Tally the lines holding the string "screenshot" and reply with that number alone.

Data records:
......
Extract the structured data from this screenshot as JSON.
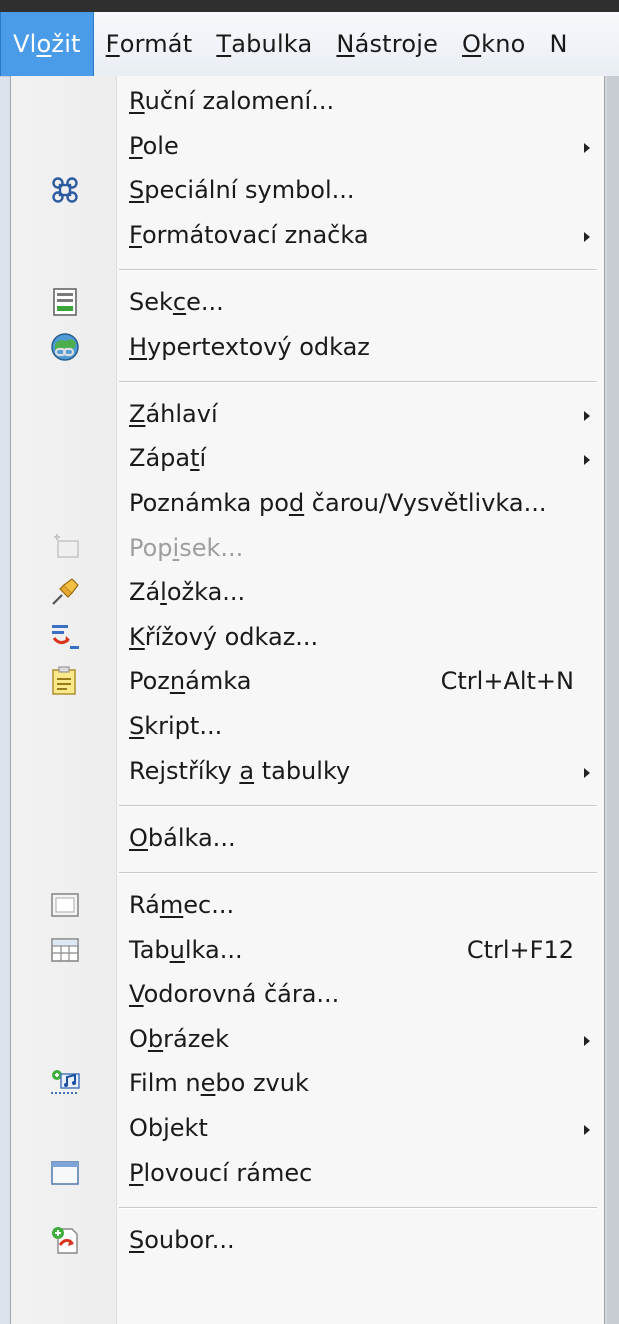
{
  "menubar": {
    "items": [
      {
        "pre": "Vl",
        "u": "o",
        "post": "žit",
        "active": true
      },
      {
        "pre": "",
        "u": "F",
        "post": "ormát",
        "active": false
      },
      {
        "pre": "",
        "u": "T",
        "post": "abulka",
        "active": false
      },
      {
        "pre": "",
        "u": "N",
        "post": "ástroje",
        "active": false
      },
      {
        "pre": "",
        "u": "O",
        "post": "kno",
        "active": false
      },
      {
        "pre": "N",
        "u": "",
        "post": "",
        "active": false
      }
    ]
  },
  "menu": {
    "items": [
      {
        "pre": "",
        "u": "R",
        "post": "uční zalomení...",
        "icon": "",
        "shortcut": "",
        "submenu": false,
        "disabled": false
      },
      {
        "pre": "",
        "u": "P",
        "post": "ole",
        "icon": "",
        "shortcut": "",
        "submenu": true,
        "disabled": false
      },
      {
        "pre": "",
        "u": "S",
        "post": "peciální symbol...",
        "icon": "special-symbol",
        "shortcut": "",
        "submenu": false,
        "disabled": false
      },
      {
        "pre": "",
        "u": "F",
        "post": "ormátovací značka",
        "icon": "",
        "shortcut": "",
        "submenu": true,
        "disabled": false
      },
      {
        "separator": true
      },
      {
        "pre": "Sek",
        "u": "c",
        "post": "e...",
        "icon": "section",
        "shortcut": "",
        "submenu": false,
        "disabled": false
      },
      {
        "pre": "",
        "u": "H",
        "post": "ypertextový odkaz",
        "icon": "hyperlink",
        "shortcut": "",
        "submenu": false,
        "disabled": false
      },
      {
        "separator": true
      },
      {
        "pre": "",
        "u": "Z",
        "post": "áhlaví",
        "icon": "",
        "shortcut": "",
        "submenu": true,
        "disabled": false
      },
      {
        "pre": "Zápa",
        "u": "t",
        "post": "í",
        "icon": "",
        "shortcut": "",
        "submenu": true,
        "disabled": false
      },
      {
        "pre": "Poznámka po",
        "u": "d",
        "post": " čarou/Vysvětlivka...",
        "icon": "",
        "shortcut": "",
        "submenu": false,
        "disabled": false
      },
      {
        "pre": "Pop",
        "u": "i",
        "post": "sek...",
        "icon": "caption",
        "shortcut": "",
        "submenu": false,
        "disabled": true
      },
      {
        "pre": "Zá",
        "u": "l",
        "post": "ožka...",
        "icon": "bookmark",
        "shortcut": "",
        "submenu": false,
        "disabled": false
      },
      {
        "pre": "",
        "u": "K",
        "post": "řížový odkaz...",
        "icon": "cross-reference",
        "shortcut": "",
        "submenu": false,
        "disabled": false
      },
      {
        "pre": "Poz",
        "u": "n",
        "post": "ámka",
        "icon": "comment",
        "shortcut": "Ctrl+Alt+N",
        "submenu": false,
        "disabled": false
      },
      {
        "pre": "",
        "u": "S",
        "post": "kript...",
        "icon": "",
        "shortcut": "",
        "submenu": false,
        "disabled": false
      },
      {
        "pre": "Rejstříky ",
        "u": "a",
        "post": " tabulky",
        "icon": "",
        "shortcut": "",
        "submenu": true,
        "disabled": false
      },
      {
        "separator": true
      },
      {
        "pre": "",
        "u": "O",
        "post": "bálka...",
        "icon": "",
        "shortcut": "",
        "submenu": false,
        "disabled": false
      },
      {
        "separator": true
      },
      {
        "pre": "Rá",
        "u": "m",
        "post": "ec...",
        "icon": "frame",
        "shortcut": "",
        "submenu": false,
        "disabled": false
      },
      {
        "pre": "Tab",
        "u": "u",
        "post": "lka...",
        "icon": "table",
        "shortcut": "Ctrl+F12",
        "submenu": false,
        "disabled": false
      },
      {
        "pre": "",
        "u": "V",
        "post": "odorovná čára...",
        "icon": "",
        "shortcut": "",
        "submenu": false,
        "disabled": false
      },
      {
        "pre": "O",
        "u": "b",
        "post": "rázek",
        "icon": "",
        "shortcut": "",
        "submenu": true,
        "disabled": false
      },
      {
        "pre": "Film n",
        "u": "e",
        "post": "bo zvuk",
        "icon": "movie-sound",
        "shortcut": "",
        "submenu": false,
        "disabled": false
      },
      {
        "pre": "Objekt",
        "u": "",
        "post": "",
        "icon": "",
        "shortcut": "",
        "submenu": true,
        "disabled": false
      },
      {
        "pre": "",
        "u": "P",
        "post": "lovoucí rámec",
        "icon": "floating-frame",
        "shortcut": "",
        "submenu": false,
        "disabled": false
      },
      {
        "separator": true
      },
      {
        "pre": "",
        "u": "S",
        "post": "oubor...",
        "icon": "file",
        "shortcut": "",
        "submenu": false,
        "disabled": false
      }
    ]
  }
}
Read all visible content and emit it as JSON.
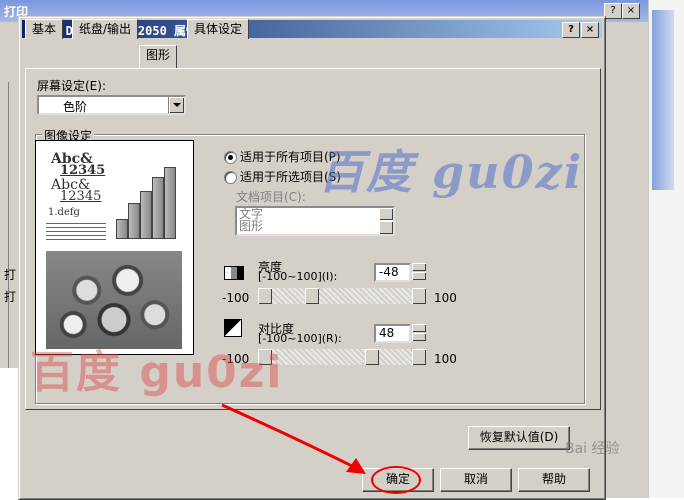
{
  "background_window": {
    "title": "打印",
    "fragments": [
      "打",
      "打"
    ],
    "help_btn": "?",
    "close_btn": "×"
  },
  "dialog": {
    "title": "FX DocuPrint 2050 属性",
    "help_btn": "?",
    "close_btn": "×",
    "tabs": [
      {
        "label": "基本",
        "active": false
      },
      {
        "label": "纸盘/输出",
        "active": false
      },
      {
        "label": "图形",
        "active": true
      },
      {
        "label": "具体设定",
        "active": false
      }
    ],
    "screen_setting": {
      "label": "屏幕设定(E):",
      "value": "色阶"
    },
    "image_setting": {
      "group_label": "图像设定",
      "radio_all": "适用于所有项目(P)",
      "radio_selected": "适用于所选项目(S)",
      "doc_items_label": "文档项目(C):",
      "doc_items": [
        "文字",
        "图形"
      ],
      "preview": {
        "line1": "Abc&",
        "line2": "12345",
        "line3": "Abc&",
        "line4": "12345",
        "line5": "1.defg"
      },
      "brightness": {
        "label": "亮度",
        "range_label": "[-100~100](I):",
        "value": "-48",
        "min": "-100",
        "max": "100",
        "level": -48
      },
      "contrast": {
        "label": "对比度",
        "range_label": "[-100~100](R):",
        "value": "48",
        "min": "-100",
        "max": "100",
        "level": 48
      }
    },
    "buttons": {
      "restore_defaults": "恢复默认值(D)",
      "ok": "确定",
      "cancel": "取消",
      "help": "帮助"
    }
  },
  "watermarks": {
    "blue": "百度 gu0zi",
    "red": "百度 gu0zi",
    "baidu": "Bai 经验"
  },
  "colors": {
    "dialog_face": "#d4d0c8",
    "title_active": "#0a246a",
    "annotation_red": "#ee0000"
  }
}
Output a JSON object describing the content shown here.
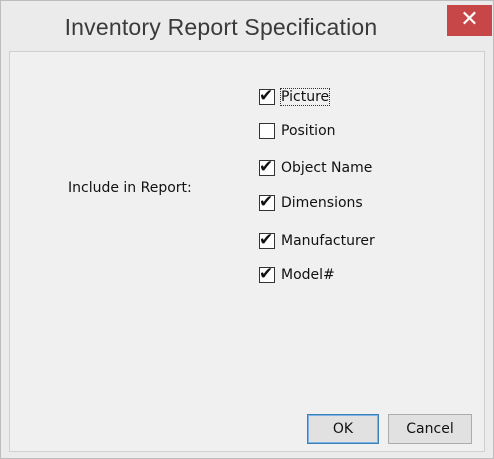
{
  "window": {
    "title": "Inventory Report Specification",
    "close_glyph": "✕"
  },
  "form": {
    "include_label": "Include in Report:",
    "options": [
      {
        "label": "Picture",
        "checked": true,
        "focused": true
      },
      {
        "label": "Position",
        "checked": false,
        "focused": false
      },
      {
        "label": "Object Name",
        "checked": true,
        "focused": false
      },
      {
        "label": "Dimensions",
        "checked": true,
        "focused": false
      },
      {
        "label": "Manufacturer",
        "checked": true,
        "focused": false
      },
      {
        "label": "Model#",
        "checked": true,
        "focused": false
      }
    ],
    "check_glyph": "✔"
  },
  "buttons": {
    "ok": "OK",
    "cancel": "Cancel"
  },
  "colors": {
    "close_button": "#c74748",
    "dialog_background": "#f0f0f0",
    "default_button_border": "#3c7fb1"
  }
}
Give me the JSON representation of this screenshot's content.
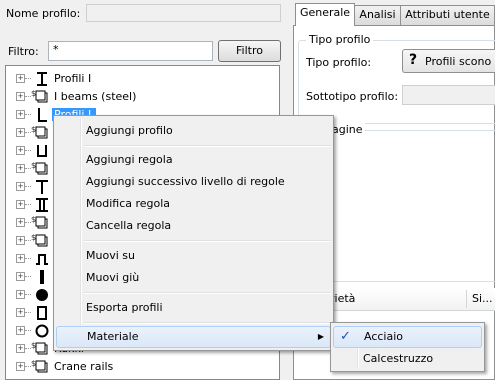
{
  "header": {
    "profile_name_label": "Nome profilo:",
    "profile_name_value": ""
  },
  "filter": {
    "label": "Filtro:",
    "value": "*",
    "button_label": "Filtro"
  },
  "tabs": [
    {
      "label": "Generale",
      "active": true
    },
    {
      "label": "Analisi",
      "active": false
    },
    {
      "label": "Attributi utente",
      "active": false
    }
  ],
  "general": {
    "group_title": "Tipo profilo",
    "type_label": "Tipo profilo:",
    "type_value": "Profili scono",
    "subtype_label": "Sottotipo profilo:",
    "subtype_value": "",
    "image_group_partial": "agine",
    "table_headers": [
      "rietà",
      "Si..."
    ]
  },
  "tree": {
    "items": [
      {
        "label": "Profili I",
        "icon": "i-beam-icon"
      },
      {
        "label": "I beams (steel)",
        "icon": "library-icon"
      },
      {
        "label": "Profili L",
        "icon": "l-profile-icon"
      },
      {
        "label": "",
        "icon": "library-icon"
      },
      {
        "label": "",
        "icon": "u-profile-icon"
      },
      {
        "label": "",
        "icon": "library-icon"
      },
      {
        "label": "",
        "icon": "t-profile-icon"
      },
      {
        "label": "",
        "icon": "double-i-icon"
      },
      {
        "label": "",
        "icon": "library-icon"
      },
      {
        "label": "",
        "icon": "library-icon"
      },
      {
        "label": "",
        "icon": "z-profile-icon"
      },
      {
        "label": "",
        "icon": "flat-bar-icon"
      },
      {
        "label": "",
        "icon": "round-bar-icon"
      },
      {
        "label": "",
        "icon": "rect-hollow-icon"
      },
      {
        "label": "",
        "icon": "circ-hollow-icon"
      },
      {
        "label": "Rukki",
        "icon": "library-icon"
      },
      {
        "label": "Crane rails",
        "icon": "library-icon"
      }
    ]
  },
  "context_menu": {
    "items": [
      {
        "label": "Aggiungi profilo"
      },
      {
        "label": "Aggiungi regola"
      },
      {
        "label": "Aggiungi successivo livello di regole"
      },
      {
        "label": "Modifica regola"
      },
      {
        "label": "Cancella regola"
      },
      {
        "label": "Muovi su"
      },
      {
        "label": "Muovi giù"
      },
      {
        "label": "Esporta profili"
      },
      {
        "label": "Materiale"
      }
    ]
  },
  "submenu": {
    "items": [
      {
        "label": "Acciaio",
        "checked": true
      },
      {
        "label": "Calcestruzzo",
        "checked": false
      }
    ]
  },
  "colors": {
    "highlight": "#3399ff",
    "menu_hover": "#dbe8f8",
    "check": "#1a4fb5"
  }
}
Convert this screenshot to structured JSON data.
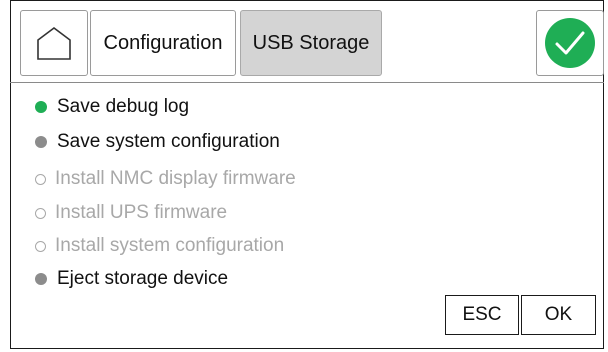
{
  "toolbar": {
    "home_icon": "home-icon",
    "configuration_label": "Configuration",
    "usb_storage_label": "USB Storage",
    "confirm_icon": "checkmark-icon",
    "accent_color": "#1fae55",
    "selected_tab_bg": "#d4d4d4"
  },
  "menu": {
    "items": [
      {
        "label": "Save debug log",
        "state": "selected"
      },
      {
        "label": "Save system configuration",
        "state": "enabled"
      },
      {
        "label": "Install NMC display firmware",
        "state": "disabled"
      },
      {
        "label": "Install UPS firmware",
        "state": "disabled"
      },
      {
        "label": "Install system configuration",
        "state": "disabled"
      },
      {
        "label": "Eject storage device",
        "state": "enabled"
      }
    ]
  },
  "actions": {
    "esc_label": "ESC",
    "ok_label": "OK"
  }
}
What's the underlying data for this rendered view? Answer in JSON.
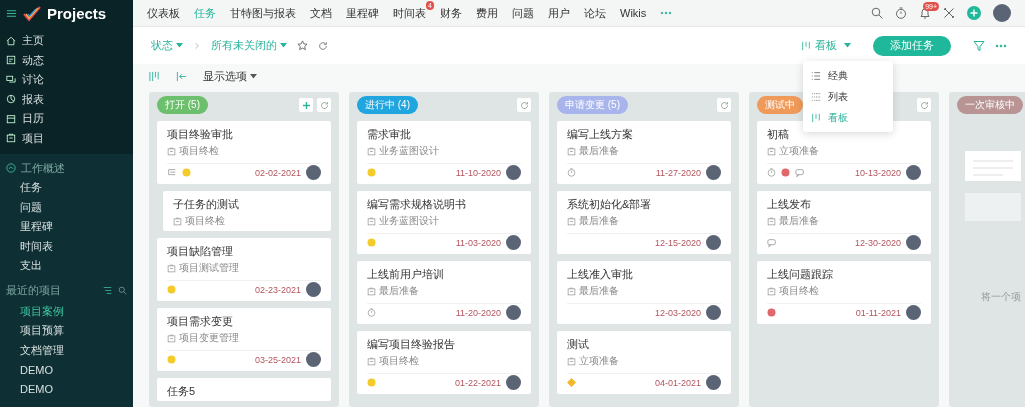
{
  "sidebar": {
    "app_name": "Projects",
    "items": [
      {
        "label": "主页",
        "kind": "home"
      },
      {
        "label": "动态",
        "kind": "feed"
      },
      {
        "label": "讨论",
        "kind": "chat"
      },
      {
        "label": "报表",
        "kind": "report"
      },
      {
        "label": "日历",
        "kind": "calendar"
      },
      {
        "label": "项目",
        "kind": "project"
      }
    ],
    "section": {
      "label": "工作概述",
      "expanded": true,
      "children": [
        {
          "label": "任务"
        },
        {
          "label": "问题"
        },
        {
          "label": "里程碑"
        },
        {
          "label": "时间表"
        },
        {
          "label": "支出"
        }
      ]
    },
    "recent": {
      "label": "最近的项目",
      "items": [
        {
          "label": "项目案例",
          "selected": true
        },
        {
          "label": "项目预算",
          "selected": false
        },
        {
          "label": "文档管理",
          "selected": false
        },
        {
          "label": "DEMO",
          "selected": false
        },
        {
          "label": "DEMO",
          "selected": false
        }
      ]
    }
  },
  "top_nav": {
    "tabs": [
      {
        "label": "仪表板",
        "selected": false
      },
      {
        "label": "任务",
        "selected": true
      },
      {
        "label": "甘特图与报表",
        "selected": false
      },
      {
        "label": "文档",
        "selected": false
      },
      {
        "label": "里程碑",
        "selected": false
      },
      {
        "label": "时间表",
        "selected": false,
        "badge": "4"
      },
      {
        "label": "财务",
        "selected": false
      },
      {
        "label": "费用",
        "selected": false
      },
      {
        "label": "问题",
        "selected": false
      },
      {
        "label": "用户",
        "selected": false
      },
      {
        "label": "论坛",
        "selected": false
      },
      {
        "label": "Wikis",
        "selected": false
      }
    ],
    "notification_badge": "99+"
  },
  "filter_bar": {
    "status": "状态",
    "filter": "所有未关闭的",
    "view": "看板",
    "add_button": "添加任务"
  },
  "toolbar": {
    "display_options": "显示选项"
  },
  "view_menu": [
    {
      "label": "经典",
      "kind": "classic",
      "selected": false
    },
    {
      "label": "列表",
      "kind": "list",
      "selected": false
    },
    {
      "label": "看板",
      "kind": "board",
      "selected": true
    }
  ],
  "columns": [
    {
      "label": "打开 (5)",
      "color": "#6cbf6c",
      "addable": true,
      "cards": [
        {
          "kind": "task",
          "title": "项目终验审批",
          "project": "项目终检",
          "icons": [
            {
              "kind": "subtask"
            },
            {
              "kind": "medium"
            }
          ],
          "date": "02-02-2021"
        },
        {
          "kind": "subtask",
          "title": "子任务的测试",
          "project": "项目终检"
        },
        {
          "kind": "task",
          "title": "项目缺陷管理",
          "project": "项目测试管理",
          "icons": [
            {
              "kind": "medium"
            }
          ],
          "date": "02-23-2021"
        },
        {
          "kind": "task",
          "title": "项目需求变更",
          "project": "项目变更管理",
          "icons": [
            {
              "kind": "medium"
            }
          ],
          "date": "03-25-2021"
        },
        {
          "kind": "task",
          "title": "任务5"
        }
      ]
    },
    {
      "label": "进行中 (4)",
      "color": "#21a5de",
      "addable": false,
      "cards": [
        {
          "kind": "task",
          "title": "需求审批",
          "project": "业务蓝图设计",
          "icons": [
            {
              "kind": "medium"
            }
          ],
          "date": "11-10-2020"
        },
        {
          "kind": "task",
          "title": "编写需求规格说明书",
          "project": "业务蓝图设计",
          "icons": [
            {
              "kind": "medium"
            }
          ],
          "date": "11-03-2020"
        },
        {
          "kind": "task",
          "title": "上线前用户培训",
          "project": "最后准备",
          "icons": [
            {
              "kind": "timer"
            }
          ],
          "date": "11-20-2020"
        },
        {
          "kind": "task",
          "title": "编写项目终验报告",
          "project": "项目终检",
          "icons": [
            {
              "kind": "medium"
            }
          ],
          "date": "01-22-2021"
        }
      ]
    },
    {
      "label": "申请变更 (5)",
      "color": "#a8b5ec",
      "addable": false,
      "cards": [
        {
          "kind": "task",
          "title": "编写上线方案",
          "project": "最后准备",
          "icons": [
            {
              "kind": "timer"
            }
          ],
          "date": "11-27-2020"
        },
        {
          "kind": "task",
          "title": "系统初始化&部署",
          "project": "最后准备",
          "date": "12-15-2020"
        },
        {
          "kind": "task",
          "title": "上线准入审批",
          "project": "最后准备",
          "date": "12-03-2020"
        },
        {
          "kind": "task",
          "title": "测试",
          "project": "立项准备",
          "icons": [
            {
              "kind": "milestone"
            }
          ],
          "date": "04-01-2021"
        }
      ]
    },
    {
      "label": "测试中",
      "color": "#f09a5a",
      "addable": false,
      "cards": [
        {
          "kind": "task",
          "title": "初稿",
          "project": "立项准备",
          "icons": [
            {
              "kind": "timer"
            },
            {
              "kind": "high"
            },
            {
              "kind": "comment"
            }
          ],
          "date": "10-13-2020"
        },
        {
          "kind": "task",
          "title": "上线发布",
          "project": "最后准备",
          "icons": [
            {
              "kind": "comment"
            }
          ],
          "date": "12-30-2020"
        },
        {
          "kind": "task",
          "title": "上线问题跟踪",
          "project": "项目终检",
          "icons": [
            {
              "kind": "high"
            }
          ],
          "date": "01-11-2021"
        }
      ]
    },
    {
      "label": "一次审核中",
      "color": "#b89494",
      "addable": false,
      "empty_text": "将一个项"
    }
  ]
}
......
• _Result of this task_: 3